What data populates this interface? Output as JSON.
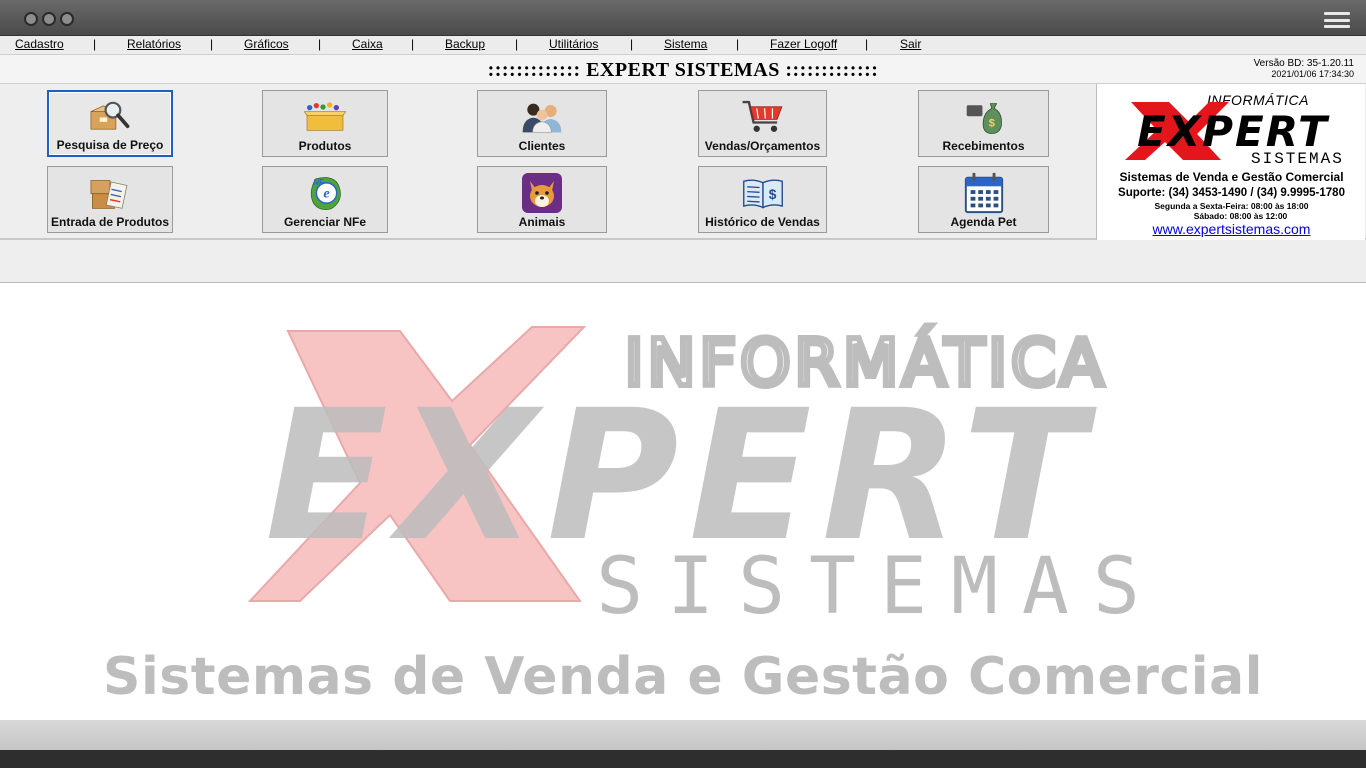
{
  "menu": {
    "items": [
      "Cadastro",
      "Relatórios",
      "Gráficos",
      "Caixa",
      "Backup",
      "Utilitários",
      "Sistema",
      "Fazer Logoff",
      "Sair"
    ],
    "separator": "|"
  },
  "header": {
    "title": "::::::::::::: EXPERT SISTEMAS :::::::::::::",
    "version": "Versão BD: 35-1.20.11",
    "datetime": "2021/01/06 17:34:30"
  },
  "toolbar": {
    "buttons": [
      {
        "label": "Pesquisa de Preço",
        "icon": "magnifier-box-icon",
        "active": true
      },
      {
        "label": "Produtos",
        "icon": "products-box-icon"
      },
      {
        "label": "Clientes",
        "icon": "clients-people-icon"
      },
      {
        "label": "Vendas/Orçamentos",
        "icon": "shopping-cart-icon"
      },
      {
        "label": "Recebimentos",
        "icon": "money-bag-icon"
      },
      {
        "label": "Entrada de Produtos",
        "icon": "clipboard-boxes-icon"
      },
      {
        "label": "Gerenciar NFe",
        "icon": "nfe-globe-icon"
      },
      {
        "label": "Animais",
        "icon": "dog-face-icon"
      },
      {
        "label": "Histórico de Vendas",
        "icon": "ledger-book-icon"
      },
      {
        "label": "Agenda Pet",
        "icon": "calendar-icon"
      }
    ]
  },
  "logo_box": {
    "informatica": "INFORMÁTICA",
    "expert": "EXPERT",
    "sistemas": "SISTEMAS",
    "tagline": "Sistemas de Venda e Gestão Comercial",
    "support": "Suporte: (34) 3453-1490 / (34) 9.9995-1780",
    "hours_weekday": "Segunda a Sexta-Feira: 08:00 às 18:00",
    "hours_saturday": "Sábado: 08:00 às 12:00",
    "website": "www.expertsistemas.com"
  },
  "watermark": {
    "informatica": "INFORMÁTICA",
    "expert": "EXPERT",
    "sistemas": "SISTEMAS",
    "tagline": "Sistemas de Venda e Gestão Comercial"
  },
  "colors": {
    "brand_red": "#e3161b",
    "watermark_red": "#f7c3c3",
    "watermark_gray": "#bdbdbd",
    "active_border": "#1e5fbf",
    "link": "#0000ee"
  }
}
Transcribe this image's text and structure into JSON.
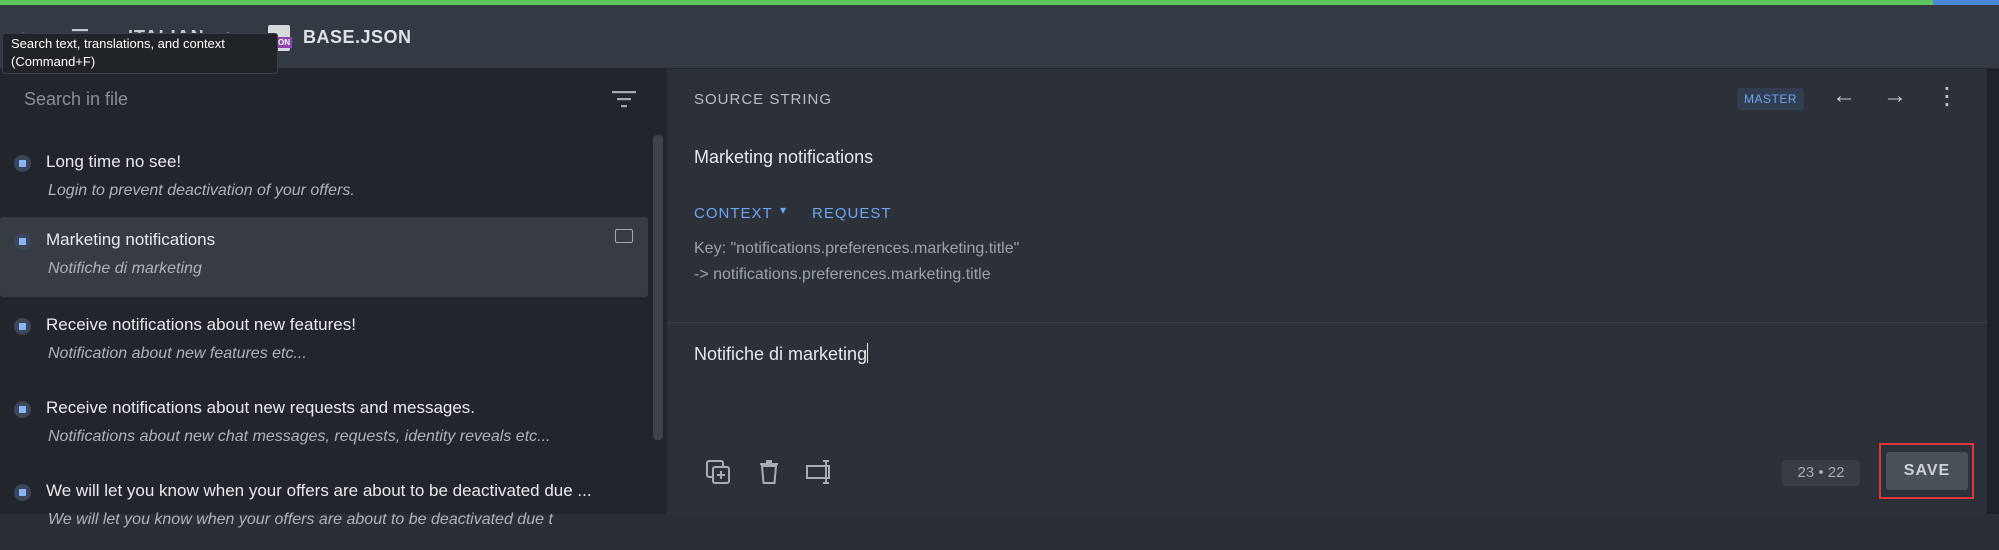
{
  "progress": {
    "percent": 96.7,
    "color": "#5cc45a"
  },
  "breadcrumb": {
    "language": "ITALIAN",
    "file_name": "BASE.JSON",
    "file_tag": "ON"
  },
  "tooltip": {
    "line1": "Search text, translations, and context",
    "line2": "(Command+F)"
  },
  "search": {
    "placeholder": "Search in file"
  },
  "strings": [
    {
      "source": "Long time no see!",
      "translation": "Login to prevent deactivation of your offers."
    },
    {
      "source": "Marketing notifications",
      "translation": "Notifiche di marketing"
    },
    {
      "source": "Receive notifications about new features!",
      "translation": "Notification about new features etc..."
    },
    {
      "source": "Receive notifications about new requests and messages.",
      "translation": "Notifications about new chat messages, requests, identity reveals etc..."
    },
    {
      "source": "We will let you know when your offers are about to be deactivated due ...",
      "translation": "We will let you know when your offers are about to be deactivated due t"
    }
  ],
  "editor": {
    "header": "SOURCE STRING",
    "badge": "MASTER",
    "source_text": "Marketing notifications",
    "context_label": "CONTEXT",
    "request_label": "REQUEST",
    "key_line1": "Key: \"notifications.preferences.marketing.title\"",
    "key_line2": "-> notifications.preferences.marketing.title",
    "translation_text": "Notifiche di marketing",
    "counter": "23 • 22",
    "save_label": "SAVE"
  },
  "icons": [
    "back-icon",
    "menu-icon",
    "file-icon",
    "filter-icon",
    "comment-icon",
    "arrow-left-icon",
    "arrow-right-icon",
    "more-vert-icon",
    "copy-source-icon",
    "delete-icon",
    "input-method-icon"
  ]
}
::::::
* _YOUR INSTRUCTIONS_: Write out all the entries again, word for word, and print no images.

* _PROBLEM SOLUTION_:
What data populates this interface? Output as JSON.
{
  "menu": {
    "items": [
      "Cadastro",
      "Relatórios",
      "Gráficos",
      "Caixa",
      "Backup",
      "Utilitários",
      "Sistema",
      "Fazer Logoff",
      "Sair"
    ],
    "separator": "|"
  },
  "header": {
    "title": "::::::::::::: EXPERT SISTEMAS :::::::::::::",
    "version": "Versão BD: 35-1.20.11",
    "datetime": "2021/01/06 17:34:30"
  },
  "toolbar": {
    "buttons": [
      {
        "label": "Pesquisa de Preço",
        "icon": "magnifier-box-icon",
        "active": true
      },
      {
        "label": "Produtos",
        "icon": "products-box-icon"
      },
      {
        "label": "Clientes",
        "icon": "clients-people-icon"
      },
      {
        "label": "Vendas/Orçamentos",
        "icon": "shopping-cart-icon"
      },
      {
        "label": "Recebimentos",
        "icon": "money-bag-icon"
      },
      {
        "label": "Entrada de Produtos",
        "icon": "clipboard-boxes-icon"
      },
      {
        "label": "Gerenciar NFe",
        "icon": "nfe-globe-icon"
      },
      {
        "label": "Animais",
        "icon": "dog-face-icon"
      },
      {
        "label": "Histórico de Vendas",
        "icon": "ledger-book-icon"
      },
      {
        "label": "Agenda Pet",
        "icon": "calendar-icon"
      }
    ]
  },
  "logo_box": {
    "informatica": "INFORMÁTICA",
    "expert": "EXPERT",
    "sistemas": "SISTEMAS",
    "tagline": "Sistemas de Venda e Gestão Comercial",
    "support": "Suporte: (34) 3453-1490 / (34) 9.9995-1780",
    "hours_weekday": "Segunda a Sexta-Feira: 08:00 às 18:00",
    "hours_saturday": "Sábado: 08:00 às 12:00",
    "website": "www.expertsistemas.com"
  },
  "watermark": {
    "informatica": "INFORMÁTICA",
    "expert": "EXPERT",
    "sistemas": "SISTEMAS",
    "tagline": "Sistemas de Venda e Gestão Comercial"
  },
  "colors": {
    "brand_red": "#e3161b",
    "watermark_red": "#f7c3c3",
    "watermark_gray": "#bdbdbd",
    "active_border": "#1e5fbf",
    "link": "#0000ee"
  }
}
Transcribe this image's text and structure into JSON.
{
  "progress": {
    "percent": 96.7,
    "color": "#5cc45a"
  },
  "breadcrumb": {
    "language": "ITALIAN",
    "file_name": "BASE.JSON",
    "file_tag": "ON"
  },
  "tooltip": {
    "line1": "Search text, translations, and context",
    "line2": "(Command+F)"
  },
  "search": {
    "placeholder": "Search in file"
  },
  "strings": [
    {
      "source": "Long time no see!",
      "translation": "Login to prevent deactivation of your offers."
    },
    {
      "source": "Marketing notifications",
      "translation": "Notifiche di marketing"
    },
    {
      "source": "Receive notifications about new features!",
      "translation": "Notification about new features etc..."
    },
    {
      "source": "Receive notifications about new requests and messages.",
      "translation": "Notifications about new chat messages, requests, identity reveals etc..."
    },
    {
      "source": "We will let you know when your offers are about to be deactivated due ...",
      "translation": "We will let you know when your offers are about to be deactivated due t"
    }
  ],
  "editor": {
    "header": "SOURCE STRING",
    "badge": "MASTER",
    "source_text": "Marketing notifications",
    "context_label": "CONTEXT",
    "request_label": "REQUEST",
    "key_line1": "Key: \"notifications.preferences.marketing.title\"",
    "key_line2": "-> notifications.preferences.marketing.title",
    "translation_text": "Notifiche di marketing",
    "counter": "23 • 22",
    "save_label": "SAVE"
  },
  "icons": [
    "back-icon",
    "menu-icon",
    "file-icon",
    "filter-icon",
    "comment-icon",
    "arrow-left-icon",
    "arrow-right-icon",
    "more-vert-icon",
    "copy-source-icon",
    "delete-icon",
    "input-method-icon"
  ]
}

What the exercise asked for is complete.